YOUR OBJECTIVE ->
Gather all lines in the entries below that include the word "screenshot".

DATA PROVIDED ->
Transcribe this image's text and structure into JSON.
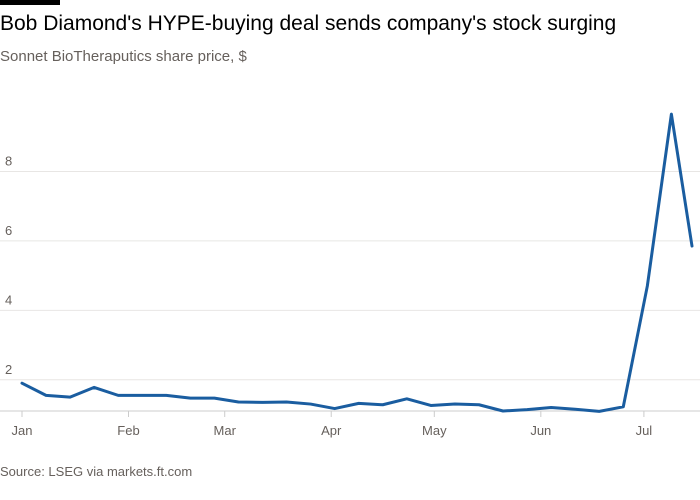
{
  "header": {
    "title": "Bob Diamond's HYPE-buying deal sends company's stock surging",
    "subtitle": "Sonnet BioTheraputics share price, $"
  },
  "footer": {
    "source": "Source: LSEG via markets.ft.com"
  },
  "colors": {
    "line": "#1a5da0",
    "grid": "#e8e6e4",
    "baseline": "#cccccc",
    "text": "#66605c"
  },
  "chart_data": {
    "type": "line",
    "title": "Bob Diamond's HYPE-buying deal sends company's stock surging",
    "subtitle": "Sonnet BioTheraputics share price, $",
    "x_type": "date",
    "x": [
      "2025-01-01",
      "2025-01-08",
      "2025-01-15",
      "2025-01-22",
      "2025-01-29",
      "2025-02-05",
      "2025-02-12",
      "2025-02-19",
      "2025-02-26",
      "2025-03-05",
      "2025-03-12",
      "2025-03-19",
      "2025-03-26",
      "2025-04-02",
      "2025-04-09",
      "2025-04-16",
      "2025-04-23",
      "2025-04-30",
      "2025-05-07",
      "2025-05-14",
      "2025-05-21",
      "2025-05-28",
      "2025-06-04",
      "2025-06-11",
      "2025-06-18",
      "2025-06-25",
      "2025-07-02",
      "2025-07-09",
      "2025-07-15"
    ],
    "series": [
      {
        "values": [
          1.9,
          1.55,
          1.5,
          1.78,
          1.55,
          1.55,
          1.55,
          1.47,
          1.47,
          1.36,
          1.35,
          1.36,
          1.3,
          1.17,
          1.32,
          1.28,
          1.45,
          1.26,
          1.3,
          1.28,
          1.1,
          1.14,
          1.2,
          1.15,
          1.09,
          1.22,
          4.7,
          9.65,
          5.85
        ]
      }
    ],
    "x_ticks": [
      {
        "label": "Jan",
        "date": "2025-01-01"
      },
      {
        "label": "Feb",
        "date": "2025-02-01"
      },
      {
        "label": "Mar",
        "date": "2025-03-01"
      },
      {
        "label": "Apr",
        "date": "2025-04-01"
      },
      {
        "label": "May",
        "date": "2025-05-01"
      },
      {
        "label": "Jun",
        "date": "2025-06-01"
      },
      {
        "label": "Jul",
        "date": "2025-07-01"
      }
    ],
    "y_ticks": [
      2,
      4,
      6,
      8
    ],
    "ylim": [
      1.1,
      10
    ],
    "xlim": [
      "2025-01-01",
      "2025-07-15"
    ],
    "xlabel": "",
    "ylabel": "",
    "grid": true,
    "legend": "none"
  }
}
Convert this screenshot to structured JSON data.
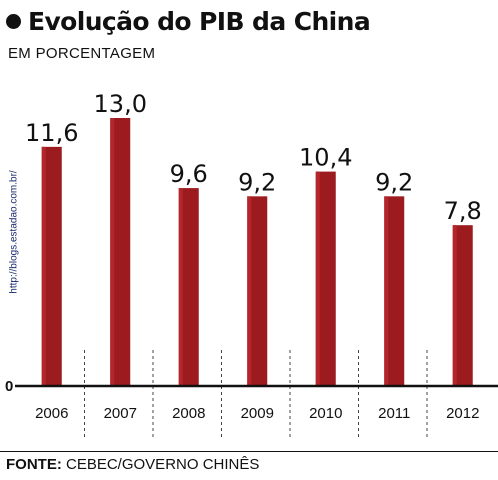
{
  "header": {
    "title": "Evolução do PIB da China",
    "subtitle": "EM PORCENTAGEM",
    "side_url": "http://blogs.estadao.com.br/"
  },
  "footer": {
    "source_label": "FONTE:",
    "source_text": " CEBEC/GOVERNO CHINÊS"
  },
  "colors": {
    "bar": "#9b1b1f",
    "bar_highlight": "#b3262b",
    "axis": "#111111",
    "divider": "#444444"
  },
  "chart_data": {
    "type": "bar",
    "title": "Evolução do PIB da China",
    "subtitle": "EM PORCENTAGEM",
    "xlabel": "",
    "ylabel": "",
    "categories": [
      "2006",
      "2007",
      "2008",
      "2009",
      "2010",
      "2011",
      "2012"
    ],
    "values": [
      11.6,
      13.0,
      9.6,
      9.2,
      10.4,
      9.2,
      7.8
    ],
    "value_labels": [
      "11,6",
      "13,0",
      "9,6",
      "9,2",
      "10,4",
      "9,2",
      "7,8"
    ],
    "baseline_label": "0",
    "ylim": [
      0,
      13.0
    ],
    "grid": false,
    "legend": "none"
  }
}
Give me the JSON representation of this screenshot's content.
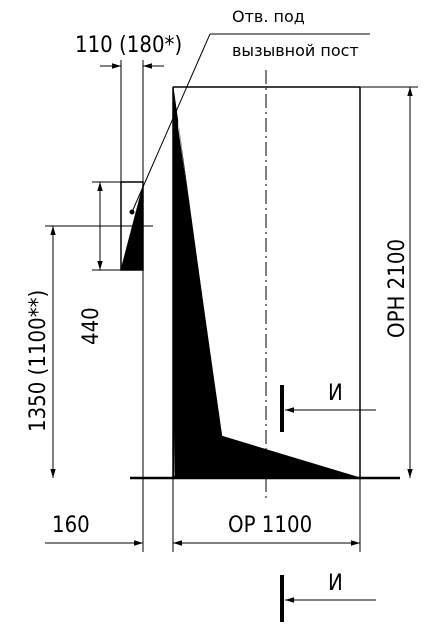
{
  "dimensions": {
    "panel_width": "110 (180*)",
    "panel_height": "440",
    "mount_height": "1350 (1100**)",
    "side_offset": "160",
    "door_width": "ОР 1100",
    "door_height": "ОРН 2100"
  },
  "annotations": {
    "note_line1": "Отв. под",
    "note_line2": "вызывной пост"
  },
  "section_marks": {
    "upper": "И",
    "lower": "И"
  }
}
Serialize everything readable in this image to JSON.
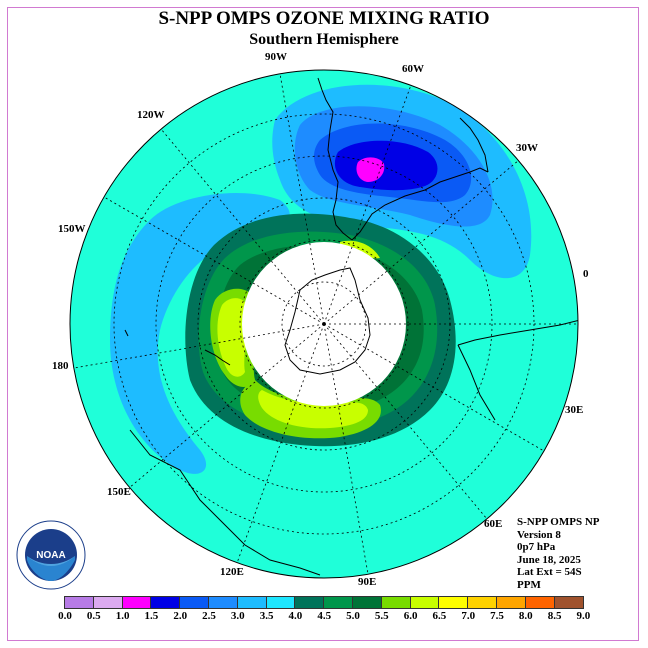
{
  "header": {
    "title": "S-NPP OMPS OZONE MIXING RATIO",
    "subtitle": "Southern Hemisphere"
  },
  "longitude_labels": [
    "90W",
    "60W",
    "120W",
    "30W",
    "150W",
    "0",
    "180",
    "30E",
    "150E",
    "60E",
    "120E",
    "90E"
  ],
  "info": {
    "line1": "S-NPP OMPS NP",
    "line2": "Version 8",
    "line3": "0p7 hPa",
    "line4": "June 18, 2025",
    "line5": "Lat Ext = 54S",
    "line6": "PPM"
  },
  "logo": {
    "text": "NOAA",
    "ring_text": "NATIONAL OCEANIC AND ATMOSPHERIC ADMINISTRATION · U.S. DEPARTMENT OF COMMERCE"
  },
  "colorbar": {
    "ticks": [
      "0.0",
      "0.5",
      "1.0",
      "1.5",
      "2.0",
      "2.5",
      "3.0",
      "3.5",
      "4.0",
      "4.5",
      "5.0",
      "5.5",
      "6.0",
      "6.5",
      "7.0",
      "7.5",
      "8.0",
      "8.5",
      "9.0"
    ],
    "colors": [
      "#b77be6",
      "#dcaaf0",
      "#ff00ff",
      "#0000e6",
      "#0a5af5",
      "#1e8cff",
      "#1ebcff",
      "#1ee6ff",
      "#00735a",
      "#00964b",
      "#007337",
      "#78dc00",
      "#c8ff00",
      "#ffff00",
      "#ffd200",
      "#ffa500",
      "#ff6400",
      "#ff0000",
      "#a0522d"
    ]
  },
  "colors": {
    "ocean_base": "#1fffd9",
    "frame": "#d17ad1",
    "polar_mask": "#ffffff"
  }
}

REPLY TO THE TASK ->
Convert this screenshot to structured JSON data.
Give me the JSON representation of this screenshot's content.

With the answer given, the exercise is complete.